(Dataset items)
* BEGIN *
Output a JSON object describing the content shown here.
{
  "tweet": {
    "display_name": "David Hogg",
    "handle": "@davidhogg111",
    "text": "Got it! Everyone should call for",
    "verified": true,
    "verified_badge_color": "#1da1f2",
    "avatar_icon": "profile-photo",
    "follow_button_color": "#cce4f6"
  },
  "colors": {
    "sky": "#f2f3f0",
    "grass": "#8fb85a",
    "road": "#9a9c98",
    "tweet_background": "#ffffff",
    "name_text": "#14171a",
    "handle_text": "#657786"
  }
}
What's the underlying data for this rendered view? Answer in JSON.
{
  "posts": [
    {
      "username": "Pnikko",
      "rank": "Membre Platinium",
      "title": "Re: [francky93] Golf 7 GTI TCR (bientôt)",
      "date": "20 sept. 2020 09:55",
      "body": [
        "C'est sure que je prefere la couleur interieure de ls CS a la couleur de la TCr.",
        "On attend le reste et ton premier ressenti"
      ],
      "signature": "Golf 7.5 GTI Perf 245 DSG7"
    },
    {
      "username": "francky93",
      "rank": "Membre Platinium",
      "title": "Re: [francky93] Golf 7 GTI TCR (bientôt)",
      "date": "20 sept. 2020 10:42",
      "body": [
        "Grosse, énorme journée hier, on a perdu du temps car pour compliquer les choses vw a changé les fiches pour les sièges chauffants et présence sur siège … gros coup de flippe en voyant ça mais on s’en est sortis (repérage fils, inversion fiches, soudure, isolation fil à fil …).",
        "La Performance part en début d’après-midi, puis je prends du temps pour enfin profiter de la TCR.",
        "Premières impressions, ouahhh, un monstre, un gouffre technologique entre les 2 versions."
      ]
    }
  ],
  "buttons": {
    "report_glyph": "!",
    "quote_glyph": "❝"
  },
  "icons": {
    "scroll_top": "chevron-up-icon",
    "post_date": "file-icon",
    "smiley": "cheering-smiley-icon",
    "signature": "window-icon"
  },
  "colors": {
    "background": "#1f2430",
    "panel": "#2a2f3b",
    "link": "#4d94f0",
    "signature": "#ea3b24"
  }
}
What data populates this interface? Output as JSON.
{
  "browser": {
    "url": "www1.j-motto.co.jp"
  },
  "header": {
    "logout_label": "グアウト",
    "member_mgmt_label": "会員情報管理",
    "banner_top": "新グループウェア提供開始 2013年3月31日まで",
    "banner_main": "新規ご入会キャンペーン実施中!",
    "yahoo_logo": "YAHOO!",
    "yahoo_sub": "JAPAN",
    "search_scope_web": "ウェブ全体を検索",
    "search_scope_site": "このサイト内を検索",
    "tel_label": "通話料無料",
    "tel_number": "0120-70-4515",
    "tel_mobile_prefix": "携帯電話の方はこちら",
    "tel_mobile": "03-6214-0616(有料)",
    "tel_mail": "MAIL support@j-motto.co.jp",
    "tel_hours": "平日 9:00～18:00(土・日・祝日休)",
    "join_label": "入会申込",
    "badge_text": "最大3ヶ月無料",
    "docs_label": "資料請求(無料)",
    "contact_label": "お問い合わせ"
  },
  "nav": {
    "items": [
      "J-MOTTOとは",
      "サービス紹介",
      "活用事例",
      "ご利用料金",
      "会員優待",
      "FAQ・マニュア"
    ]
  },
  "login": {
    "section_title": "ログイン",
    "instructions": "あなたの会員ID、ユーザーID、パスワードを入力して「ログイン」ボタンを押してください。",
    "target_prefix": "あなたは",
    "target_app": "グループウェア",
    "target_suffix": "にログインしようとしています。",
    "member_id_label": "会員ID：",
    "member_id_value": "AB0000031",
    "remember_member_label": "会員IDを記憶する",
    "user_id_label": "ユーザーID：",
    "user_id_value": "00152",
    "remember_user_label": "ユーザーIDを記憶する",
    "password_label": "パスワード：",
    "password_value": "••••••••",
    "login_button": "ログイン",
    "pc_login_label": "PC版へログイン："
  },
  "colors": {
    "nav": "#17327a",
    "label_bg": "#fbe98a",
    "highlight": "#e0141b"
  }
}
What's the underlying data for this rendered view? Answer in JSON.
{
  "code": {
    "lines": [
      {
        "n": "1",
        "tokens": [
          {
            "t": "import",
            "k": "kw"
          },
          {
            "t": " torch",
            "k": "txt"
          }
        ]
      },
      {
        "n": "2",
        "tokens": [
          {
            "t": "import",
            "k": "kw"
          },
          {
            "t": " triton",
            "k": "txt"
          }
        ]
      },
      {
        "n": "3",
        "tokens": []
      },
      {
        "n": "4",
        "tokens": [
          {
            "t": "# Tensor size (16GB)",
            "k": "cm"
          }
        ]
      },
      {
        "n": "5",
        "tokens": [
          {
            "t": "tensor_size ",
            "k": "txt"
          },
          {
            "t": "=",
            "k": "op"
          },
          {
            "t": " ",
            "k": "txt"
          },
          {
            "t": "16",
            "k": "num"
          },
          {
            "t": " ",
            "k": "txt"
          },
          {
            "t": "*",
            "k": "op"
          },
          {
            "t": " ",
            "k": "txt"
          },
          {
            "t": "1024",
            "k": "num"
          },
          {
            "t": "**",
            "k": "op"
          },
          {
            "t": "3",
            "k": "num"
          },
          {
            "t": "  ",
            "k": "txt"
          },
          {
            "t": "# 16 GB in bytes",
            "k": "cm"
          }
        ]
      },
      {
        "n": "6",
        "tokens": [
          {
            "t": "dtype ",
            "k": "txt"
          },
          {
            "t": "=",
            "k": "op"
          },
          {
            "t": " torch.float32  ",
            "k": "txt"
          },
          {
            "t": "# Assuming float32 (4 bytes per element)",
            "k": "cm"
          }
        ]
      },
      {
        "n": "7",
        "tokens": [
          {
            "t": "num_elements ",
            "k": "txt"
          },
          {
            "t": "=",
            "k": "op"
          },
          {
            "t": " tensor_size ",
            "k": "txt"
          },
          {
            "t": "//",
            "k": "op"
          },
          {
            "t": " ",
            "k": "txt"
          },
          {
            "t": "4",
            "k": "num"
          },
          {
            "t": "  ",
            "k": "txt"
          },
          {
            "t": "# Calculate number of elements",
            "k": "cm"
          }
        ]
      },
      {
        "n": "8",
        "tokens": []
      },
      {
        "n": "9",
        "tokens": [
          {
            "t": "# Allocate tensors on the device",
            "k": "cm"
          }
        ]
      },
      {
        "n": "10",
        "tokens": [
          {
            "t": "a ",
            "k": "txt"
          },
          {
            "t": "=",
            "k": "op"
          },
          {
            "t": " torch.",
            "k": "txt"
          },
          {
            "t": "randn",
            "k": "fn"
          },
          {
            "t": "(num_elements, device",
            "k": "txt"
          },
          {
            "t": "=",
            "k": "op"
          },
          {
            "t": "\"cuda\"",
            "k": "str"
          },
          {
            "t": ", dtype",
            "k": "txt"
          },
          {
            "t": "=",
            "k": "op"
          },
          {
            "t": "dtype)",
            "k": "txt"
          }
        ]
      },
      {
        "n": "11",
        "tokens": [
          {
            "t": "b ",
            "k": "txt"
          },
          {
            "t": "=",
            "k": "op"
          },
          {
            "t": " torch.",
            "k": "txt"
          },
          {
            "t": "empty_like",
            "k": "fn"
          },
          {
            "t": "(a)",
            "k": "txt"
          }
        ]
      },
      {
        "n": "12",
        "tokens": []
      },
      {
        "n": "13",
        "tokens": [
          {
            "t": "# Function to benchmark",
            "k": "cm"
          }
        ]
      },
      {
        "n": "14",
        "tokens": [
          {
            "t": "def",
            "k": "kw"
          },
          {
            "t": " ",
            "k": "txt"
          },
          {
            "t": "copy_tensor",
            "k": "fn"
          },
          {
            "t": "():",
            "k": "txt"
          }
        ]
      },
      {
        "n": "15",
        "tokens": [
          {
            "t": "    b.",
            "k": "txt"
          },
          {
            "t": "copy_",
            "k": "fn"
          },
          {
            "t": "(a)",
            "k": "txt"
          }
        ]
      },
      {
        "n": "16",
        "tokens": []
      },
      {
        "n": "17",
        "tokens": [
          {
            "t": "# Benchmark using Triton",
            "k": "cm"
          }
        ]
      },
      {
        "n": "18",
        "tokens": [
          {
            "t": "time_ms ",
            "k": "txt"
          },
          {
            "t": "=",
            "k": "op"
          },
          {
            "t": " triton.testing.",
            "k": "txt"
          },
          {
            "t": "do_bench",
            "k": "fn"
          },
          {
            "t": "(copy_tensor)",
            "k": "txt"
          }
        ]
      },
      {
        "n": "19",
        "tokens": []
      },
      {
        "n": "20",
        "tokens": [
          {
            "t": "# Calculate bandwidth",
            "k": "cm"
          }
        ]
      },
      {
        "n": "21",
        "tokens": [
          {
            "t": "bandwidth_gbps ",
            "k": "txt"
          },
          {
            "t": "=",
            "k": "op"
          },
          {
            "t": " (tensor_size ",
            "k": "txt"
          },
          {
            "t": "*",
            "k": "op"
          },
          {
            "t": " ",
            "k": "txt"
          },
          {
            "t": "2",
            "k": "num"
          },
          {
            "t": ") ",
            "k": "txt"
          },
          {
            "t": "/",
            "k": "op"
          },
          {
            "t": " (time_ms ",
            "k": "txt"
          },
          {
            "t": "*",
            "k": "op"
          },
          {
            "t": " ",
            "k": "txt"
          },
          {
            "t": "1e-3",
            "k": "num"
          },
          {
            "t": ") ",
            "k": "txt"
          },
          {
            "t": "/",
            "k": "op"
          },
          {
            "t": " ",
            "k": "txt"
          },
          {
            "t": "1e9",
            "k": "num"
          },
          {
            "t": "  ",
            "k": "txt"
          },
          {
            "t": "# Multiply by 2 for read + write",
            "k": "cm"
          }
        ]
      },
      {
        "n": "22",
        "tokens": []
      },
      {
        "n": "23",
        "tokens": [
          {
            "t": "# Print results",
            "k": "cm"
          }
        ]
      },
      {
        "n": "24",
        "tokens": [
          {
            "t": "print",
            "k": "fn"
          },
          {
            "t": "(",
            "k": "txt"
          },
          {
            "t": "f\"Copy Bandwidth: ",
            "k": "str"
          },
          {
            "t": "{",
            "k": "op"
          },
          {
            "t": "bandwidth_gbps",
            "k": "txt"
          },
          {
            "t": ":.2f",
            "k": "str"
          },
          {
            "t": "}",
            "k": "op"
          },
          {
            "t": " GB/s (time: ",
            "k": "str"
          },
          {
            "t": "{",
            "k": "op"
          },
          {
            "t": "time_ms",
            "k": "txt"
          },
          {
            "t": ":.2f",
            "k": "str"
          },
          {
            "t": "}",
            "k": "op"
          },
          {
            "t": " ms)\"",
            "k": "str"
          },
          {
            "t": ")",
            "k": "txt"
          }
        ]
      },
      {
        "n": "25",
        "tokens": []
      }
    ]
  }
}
* END *
# [WHAT THE TASK REQUIRES]
Check each line of the data above for the string "JSON" and report only how many lines have it.

# [ANSWER]
4